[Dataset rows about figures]
▬▬▬▬▬▬

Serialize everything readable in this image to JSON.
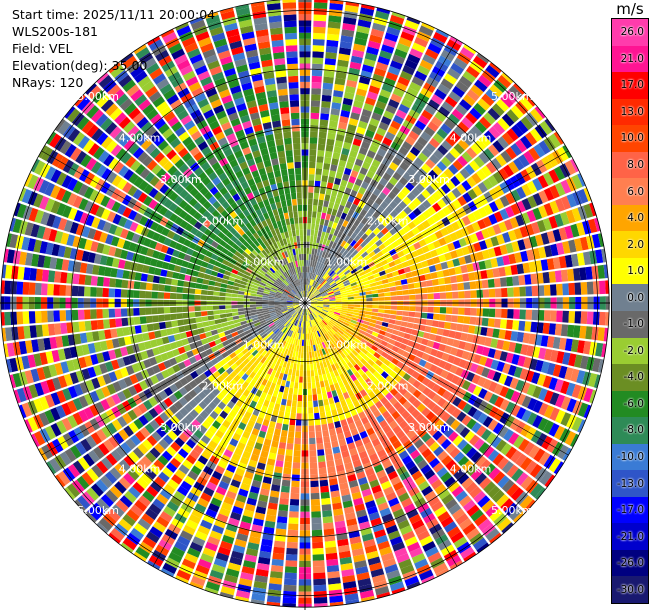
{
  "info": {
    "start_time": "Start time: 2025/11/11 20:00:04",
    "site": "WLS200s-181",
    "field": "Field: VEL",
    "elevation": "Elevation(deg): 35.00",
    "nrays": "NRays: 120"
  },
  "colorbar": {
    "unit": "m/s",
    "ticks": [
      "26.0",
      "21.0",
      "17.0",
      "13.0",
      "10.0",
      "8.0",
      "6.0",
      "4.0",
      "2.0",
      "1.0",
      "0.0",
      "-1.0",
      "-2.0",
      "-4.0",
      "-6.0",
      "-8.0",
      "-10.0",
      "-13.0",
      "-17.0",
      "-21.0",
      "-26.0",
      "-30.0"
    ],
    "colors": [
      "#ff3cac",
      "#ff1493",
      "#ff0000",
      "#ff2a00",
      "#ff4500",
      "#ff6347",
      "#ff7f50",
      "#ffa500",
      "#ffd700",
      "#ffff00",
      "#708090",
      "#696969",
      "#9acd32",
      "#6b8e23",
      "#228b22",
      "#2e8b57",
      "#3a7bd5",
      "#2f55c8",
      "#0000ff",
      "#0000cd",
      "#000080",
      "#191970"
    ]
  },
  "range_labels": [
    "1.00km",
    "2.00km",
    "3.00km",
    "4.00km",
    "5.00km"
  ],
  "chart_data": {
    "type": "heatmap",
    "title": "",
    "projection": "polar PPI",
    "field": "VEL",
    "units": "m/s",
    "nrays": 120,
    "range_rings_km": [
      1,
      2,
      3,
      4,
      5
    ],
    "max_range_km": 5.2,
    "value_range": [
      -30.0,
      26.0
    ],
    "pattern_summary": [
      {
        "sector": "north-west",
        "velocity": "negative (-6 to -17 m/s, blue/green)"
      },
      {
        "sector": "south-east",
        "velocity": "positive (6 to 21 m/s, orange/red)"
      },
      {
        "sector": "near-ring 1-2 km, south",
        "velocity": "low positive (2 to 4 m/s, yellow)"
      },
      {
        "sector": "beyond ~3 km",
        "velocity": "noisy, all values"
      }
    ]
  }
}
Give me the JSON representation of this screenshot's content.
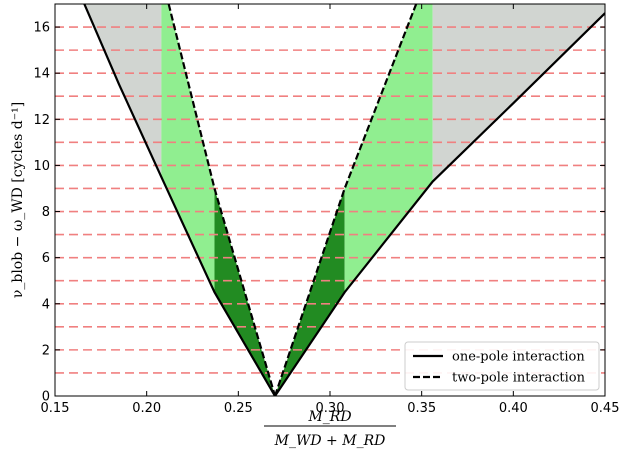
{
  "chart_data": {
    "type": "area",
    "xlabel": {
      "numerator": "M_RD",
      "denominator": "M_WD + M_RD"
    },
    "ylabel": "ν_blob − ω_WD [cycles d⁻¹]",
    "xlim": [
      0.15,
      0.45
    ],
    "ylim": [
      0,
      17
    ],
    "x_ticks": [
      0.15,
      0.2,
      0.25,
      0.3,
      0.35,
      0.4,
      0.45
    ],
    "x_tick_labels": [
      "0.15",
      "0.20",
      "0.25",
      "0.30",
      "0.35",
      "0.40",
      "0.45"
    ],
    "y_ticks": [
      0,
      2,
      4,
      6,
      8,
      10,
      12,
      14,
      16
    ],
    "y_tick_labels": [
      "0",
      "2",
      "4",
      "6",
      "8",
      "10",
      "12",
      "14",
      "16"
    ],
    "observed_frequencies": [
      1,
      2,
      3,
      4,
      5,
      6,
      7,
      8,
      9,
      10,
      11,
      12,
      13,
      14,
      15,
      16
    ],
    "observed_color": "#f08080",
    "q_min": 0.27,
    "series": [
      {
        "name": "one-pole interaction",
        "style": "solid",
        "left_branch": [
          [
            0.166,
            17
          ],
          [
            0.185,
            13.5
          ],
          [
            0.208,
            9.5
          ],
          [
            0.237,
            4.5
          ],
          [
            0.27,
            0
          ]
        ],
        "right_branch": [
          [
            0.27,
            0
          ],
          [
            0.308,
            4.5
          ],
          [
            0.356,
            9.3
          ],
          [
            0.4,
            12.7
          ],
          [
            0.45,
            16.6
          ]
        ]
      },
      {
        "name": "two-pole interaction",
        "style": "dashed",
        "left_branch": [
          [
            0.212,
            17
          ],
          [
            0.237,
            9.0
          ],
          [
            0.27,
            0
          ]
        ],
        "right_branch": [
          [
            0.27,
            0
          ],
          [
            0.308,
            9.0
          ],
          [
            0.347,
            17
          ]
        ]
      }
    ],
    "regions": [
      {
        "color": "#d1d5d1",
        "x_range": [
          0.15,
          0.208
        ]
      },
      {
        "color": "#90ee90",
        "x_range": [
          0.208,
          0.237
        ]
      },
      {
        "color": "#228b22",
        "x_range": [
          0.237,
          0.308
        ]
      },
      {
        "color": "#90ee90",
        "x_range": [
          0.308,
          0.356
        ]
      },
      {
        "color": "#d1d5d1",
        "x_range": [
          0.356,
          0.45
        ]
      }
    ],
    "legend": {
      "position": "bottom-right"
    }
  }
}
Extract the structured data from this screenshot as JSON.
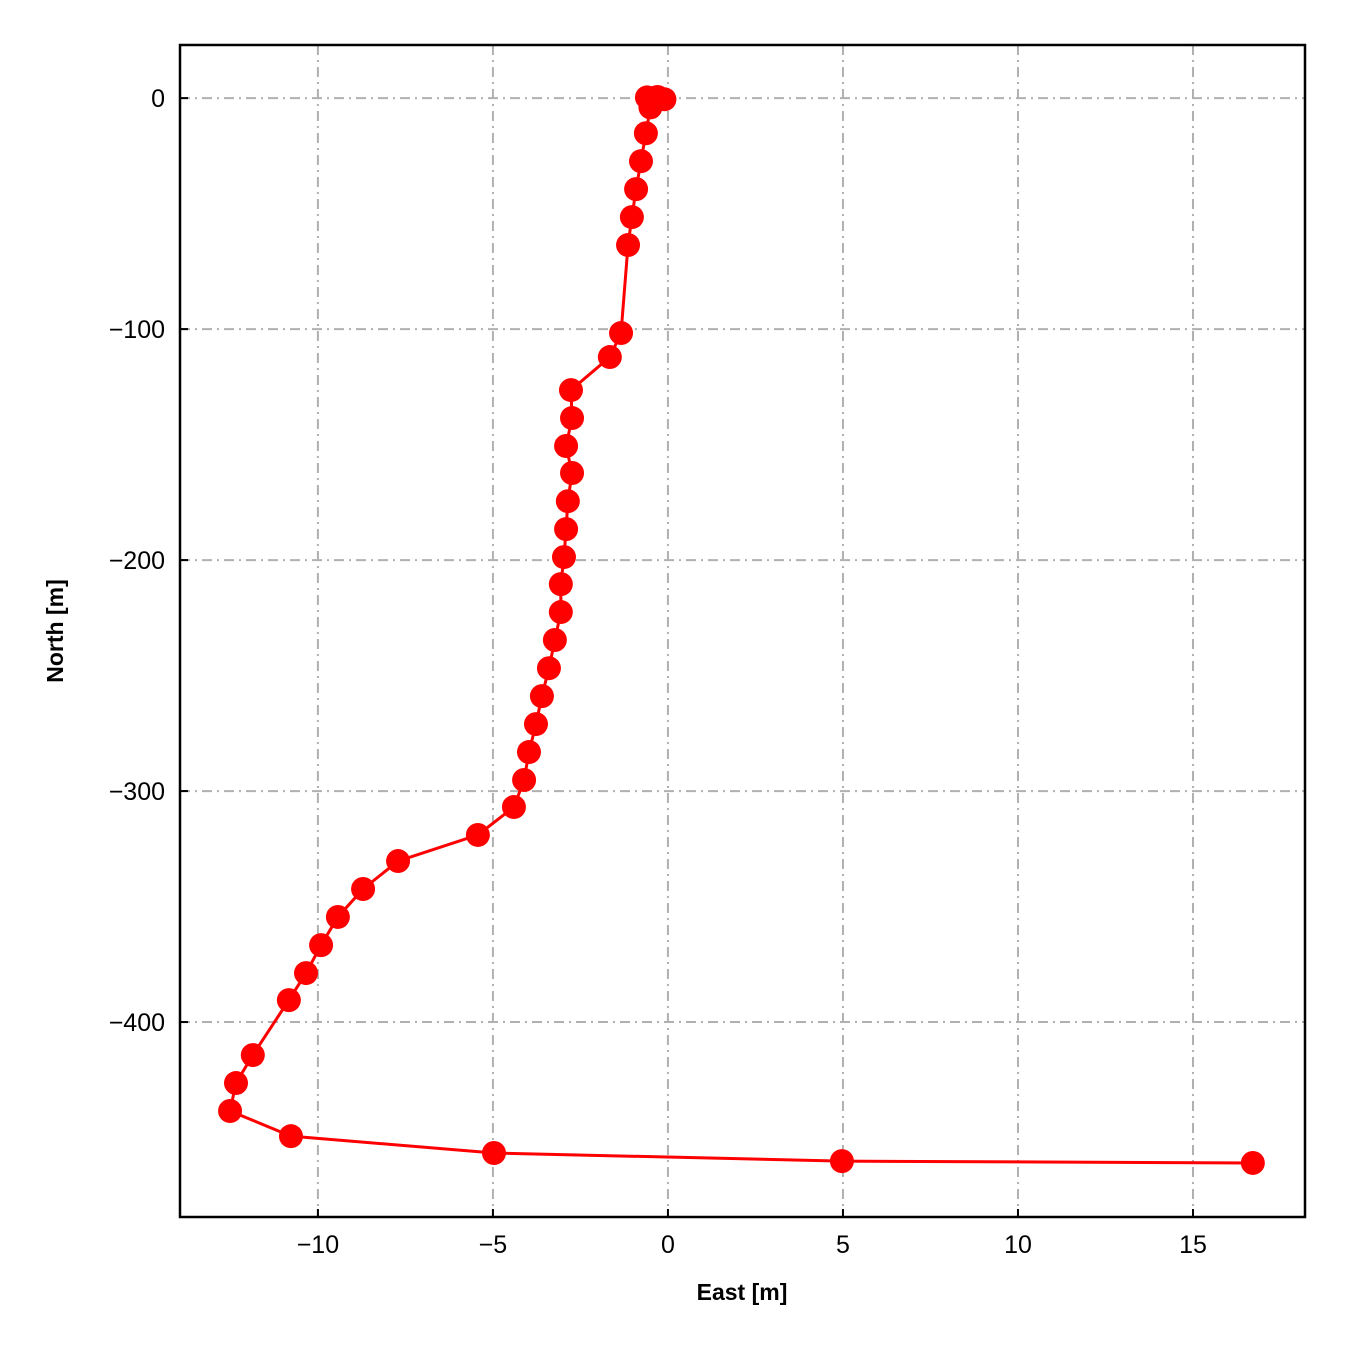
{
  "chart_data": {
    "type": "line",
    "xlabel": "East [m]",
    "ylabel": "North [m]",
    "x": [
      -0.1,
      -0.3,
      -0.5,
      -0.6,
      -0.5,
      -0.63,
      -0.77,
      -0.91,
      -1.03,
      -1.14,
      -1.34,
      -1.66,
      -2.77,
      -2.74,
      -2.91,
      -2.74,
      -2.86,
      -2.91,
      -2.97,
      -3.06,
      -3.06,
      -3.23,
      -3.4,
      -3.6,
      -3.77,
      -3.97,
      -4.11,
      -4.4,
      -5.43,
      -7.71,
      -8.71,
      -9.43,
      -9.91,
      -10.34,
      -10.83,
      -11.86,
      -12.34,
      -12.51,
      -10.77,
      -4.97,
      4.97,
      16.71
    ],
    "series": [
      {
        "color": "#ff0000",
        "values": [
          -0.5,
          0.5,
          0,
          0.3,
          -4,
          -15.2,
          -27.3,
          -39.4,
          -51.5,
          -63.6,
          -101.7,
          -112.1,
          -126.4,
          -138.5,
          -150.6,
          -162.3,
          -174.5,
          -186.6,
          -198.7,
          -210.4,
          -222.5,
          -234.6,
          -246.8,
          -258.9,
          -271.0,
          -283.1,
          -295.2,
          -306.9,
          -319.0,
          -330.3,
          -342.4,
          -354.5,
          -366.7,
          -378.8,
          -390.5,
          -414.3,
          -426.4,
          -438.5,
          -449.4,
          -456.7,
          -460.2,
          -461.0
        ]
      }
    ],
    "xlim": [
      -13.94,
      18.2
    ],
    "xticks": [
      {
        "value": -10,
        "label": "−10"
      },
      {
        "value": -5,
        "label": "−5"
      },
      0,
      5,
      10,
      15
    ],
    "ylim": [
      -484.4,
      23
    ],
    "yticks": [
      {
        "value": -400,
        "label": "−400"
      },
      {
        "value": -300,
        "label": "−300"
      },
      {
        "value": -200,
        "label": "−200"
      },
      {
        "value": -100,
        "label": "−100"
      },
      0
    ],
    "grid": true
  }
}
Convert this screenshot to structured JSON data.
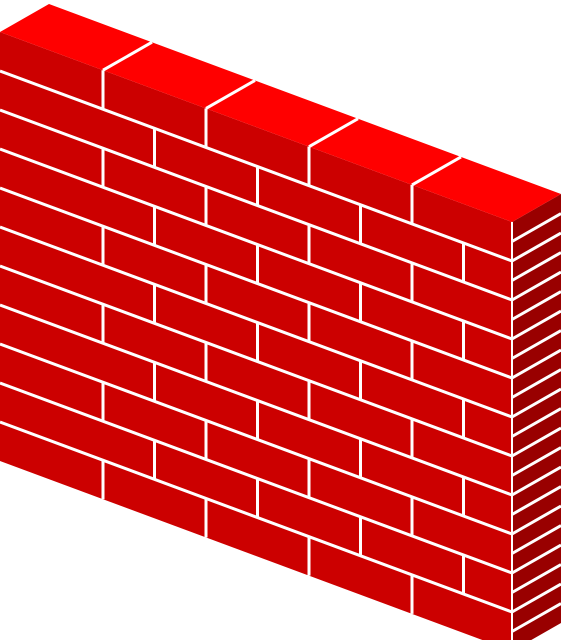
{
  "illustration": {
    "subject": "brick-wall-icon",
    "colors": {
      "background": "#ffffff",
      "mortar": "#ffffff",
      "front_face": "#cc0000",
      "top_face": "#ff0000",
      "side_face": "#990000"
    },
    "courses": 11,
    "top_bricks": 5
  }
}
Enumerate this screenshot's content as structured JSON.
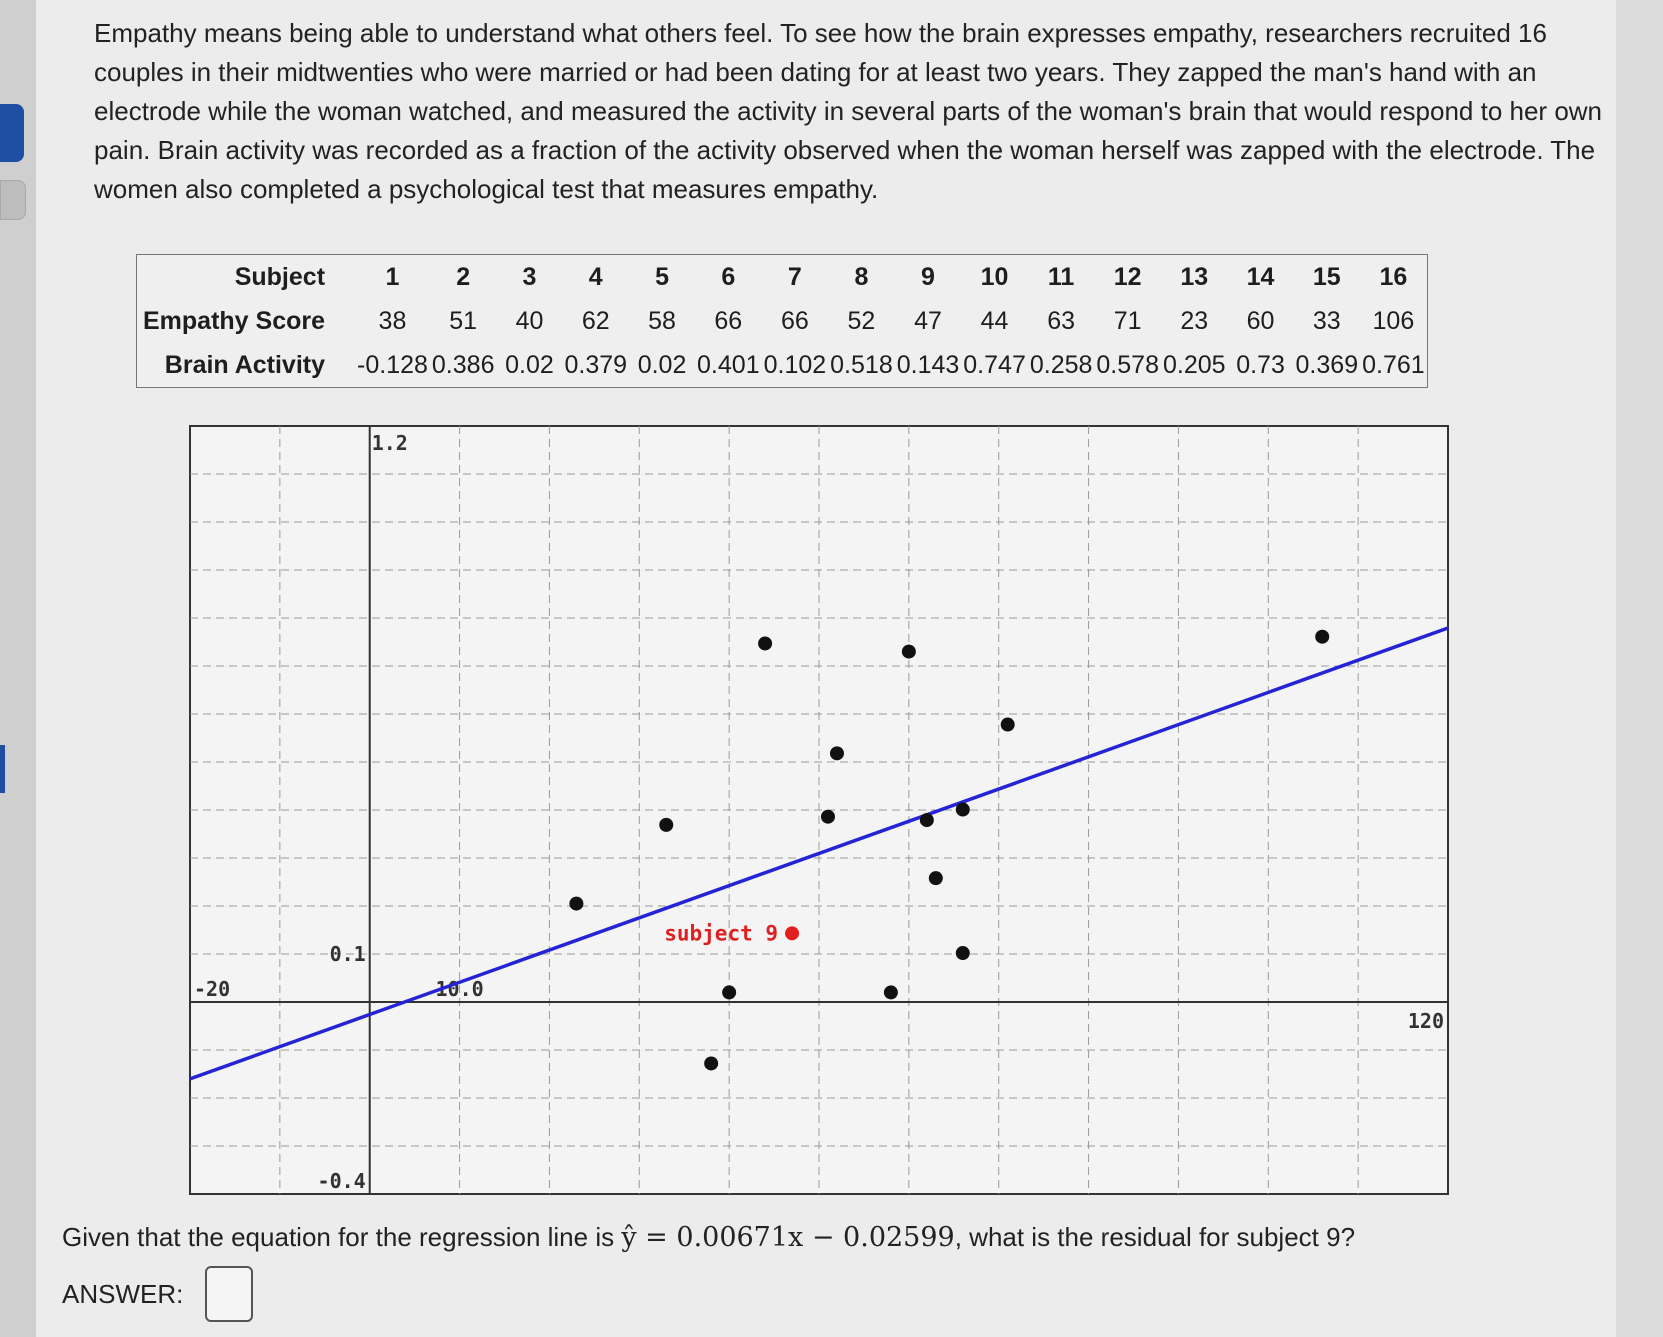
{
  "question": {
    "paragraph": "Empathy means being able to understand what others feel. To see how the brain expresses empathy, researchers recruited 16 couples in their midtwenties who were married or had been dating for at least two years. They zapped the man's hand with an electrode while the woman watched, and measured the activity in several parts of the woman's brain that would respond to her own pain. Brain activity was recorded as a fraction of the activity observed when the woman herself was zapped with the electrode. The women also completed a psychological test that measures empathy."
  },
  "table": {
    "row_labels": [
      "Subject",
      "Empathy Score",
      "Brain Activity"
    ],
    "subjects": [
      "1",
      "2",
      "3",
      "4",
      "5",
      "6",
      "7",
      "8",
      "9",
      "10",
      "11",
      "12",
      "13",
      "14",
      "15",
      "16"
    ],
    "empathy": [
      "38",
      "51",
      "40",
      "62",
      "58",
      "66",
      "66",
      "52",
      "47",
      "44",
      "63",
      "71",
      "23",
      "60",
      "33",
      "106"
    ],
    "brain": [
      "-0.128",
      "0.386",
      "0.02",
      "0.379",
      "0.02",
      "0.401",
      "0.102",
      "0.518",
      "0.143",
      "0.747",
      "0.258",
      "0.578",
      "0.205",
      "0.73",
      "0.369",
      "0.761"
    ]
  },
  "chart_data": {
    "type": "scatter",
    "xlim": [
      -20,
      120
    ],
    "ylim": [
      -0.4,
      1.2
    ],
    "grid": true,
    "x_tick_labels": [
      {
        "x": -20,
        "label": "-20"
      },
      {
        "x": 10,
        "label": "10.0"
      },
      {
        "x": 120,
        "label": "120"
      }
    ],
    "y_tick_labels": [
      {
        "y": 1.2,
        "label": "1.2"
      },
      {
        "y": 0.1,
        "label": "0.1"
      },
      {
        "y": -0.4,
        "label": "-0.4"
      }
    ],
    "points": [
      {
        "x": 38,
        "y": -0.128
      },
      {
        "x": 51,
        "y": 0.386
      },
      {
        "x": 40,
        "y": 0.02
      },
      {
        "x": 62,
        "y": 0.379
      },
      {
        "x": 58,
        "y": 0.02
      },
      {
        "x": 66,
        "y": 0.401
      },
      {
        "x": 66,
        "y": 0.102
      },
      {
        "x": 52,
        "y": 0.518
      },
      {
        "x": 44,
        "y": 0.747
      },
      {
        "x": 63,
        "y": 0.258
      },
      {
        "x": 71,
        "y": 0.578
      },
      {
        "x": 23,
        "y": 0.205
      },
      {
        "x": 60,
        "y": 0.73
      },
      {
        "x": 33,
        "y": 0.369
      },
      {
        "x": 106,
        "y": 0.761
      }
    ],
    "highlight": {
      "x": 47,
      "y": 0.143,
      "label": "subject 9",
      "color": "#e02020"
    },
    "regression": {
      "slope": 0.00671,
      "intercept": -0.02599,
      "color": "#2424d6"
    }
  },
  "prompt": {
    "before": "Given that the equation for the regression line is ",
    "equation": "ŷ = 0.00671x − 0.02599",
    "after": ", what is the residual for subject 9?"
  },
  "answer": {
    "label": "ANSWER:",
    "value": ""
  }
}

▬▬▬▬▬▬

Reply with the number of lines in the data that include the string "screenshot" and nothing else.

4